*What is expected*:
Copy all of the records below verbatim.

···

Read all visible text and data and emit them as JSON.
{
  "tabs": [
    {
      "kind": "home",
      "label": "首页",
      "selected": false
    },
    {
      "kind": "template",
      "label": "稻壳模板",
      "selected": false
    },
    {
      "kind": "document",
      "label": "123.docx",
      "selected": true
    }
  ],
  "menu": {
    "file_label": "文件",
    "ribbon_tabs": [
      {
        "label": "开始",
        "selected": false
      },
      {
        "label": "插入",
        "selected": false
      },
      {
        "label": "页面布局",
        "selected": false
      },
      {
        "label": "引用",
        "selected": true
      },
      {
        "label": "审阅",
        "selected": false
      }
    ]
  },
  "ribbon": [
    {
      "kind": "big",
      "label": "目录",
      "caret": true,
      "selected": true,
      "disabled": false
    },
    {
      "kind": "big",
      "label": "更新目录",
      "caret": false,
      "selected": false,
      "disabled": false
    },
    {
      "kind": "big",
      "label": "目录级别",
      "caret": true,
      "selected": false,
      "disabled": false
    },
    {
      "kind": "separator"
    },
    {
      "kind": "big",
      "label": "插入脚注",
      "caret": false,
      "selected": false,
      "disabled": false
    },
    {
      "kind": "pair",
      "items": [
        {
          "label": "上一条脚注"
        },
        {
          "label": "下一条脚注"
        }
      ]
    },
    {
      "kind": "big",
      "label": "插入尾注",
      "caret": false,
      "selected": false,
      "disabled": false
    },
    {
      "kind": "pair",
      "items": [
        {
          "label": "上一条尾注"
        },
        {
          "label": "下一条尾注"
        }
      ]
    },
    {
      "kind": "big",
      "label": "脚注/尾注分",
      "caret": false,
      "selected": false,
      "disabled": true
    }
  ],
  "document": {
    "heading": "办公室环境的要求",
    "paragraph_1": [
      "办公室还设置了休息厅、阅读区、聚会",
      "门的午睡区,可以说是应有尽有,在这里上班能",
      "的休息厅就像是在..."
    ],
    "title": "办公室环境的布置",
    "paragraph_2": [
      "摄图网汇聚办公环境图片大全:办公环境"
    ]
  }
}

···

*Written response*:
Read all visible text and data and emit them as JSON.
{
  "tabs": [
    {
      "kind": "home",
      "label": "首页",
      "selected": false
    },
    {
      "kind": "template",
      "label": "稻壳模板",
      "selected": false
    },
    {
      "kind": "document",
      "label": "123.docx",
      "selected": true
    }
  ],
  "menu": {
    "file_label": "文件",
    "ribbon_tabs": [
      {
        "label": "开始",
        "selected": false
      },
      {
        "label": "插入",
        "selected": false
      },
      {
        "label": "页面布局",
        "selected": false
      },
      {
        "label": "引用",
        "selected": true
      },
      {
        "label": "审阅",
        "selected": false
      }
    ]
  },
  "ribbon": [
    {
      "kind": "big",
      "label": "目录",
      "caret": true,
      "selected": true,
      "disabled": false
    },
    {
      "kind": "big",
      "label": "更新目录",
      "caret": false,
      "selected": false,
      "disabled": false
    },
    {
      "kind": "big",
      "label": "目录级别",
      "caret": true,
      "selected": false,
      "disabled": false
    },
    {
      "kind": "separator"
    },
    {
      "kind": "big",
      "label": "插入脚注",
      "caret": false,
      "selected": false,
      "disabled": false
    },
    {
      "kind": "pair",
      "items": [
        {
          "label": "上一条脚注"
        },
        {
          "label": "下一条脚注"
        }
      ]
    },
    {
      "kind": "big",
      "label": "插入尾注",
      "caret": false,
      "selected": false,
      "disabled": false
    },
    {
      "kind": "pair",
      "items": [
        {
          "label": "上一条尾注"
        },
        {
          "label": "下一条尾注"
        }
      ]
    },
    {
      "kind": "big",
      "label": "脚注/尾注分",
      "caret": false,
      "selected": false,
      "disabled": true
    }
  ],
  "document": {
    "heading": "办公室环境的要求",
    "paragraph_1": [
      "办公室还设置了休息厅、阅读区、聚会",
      "门的午睡区,可以说是应有尽有,在这里上班能",
      "的休息厅就像是在..."
    ],
    "title": "办公室环境的布置",
    "paragraph_2": [
      "摄图网汇聚办公环境图片大全:办公环境"
    ]
  }
}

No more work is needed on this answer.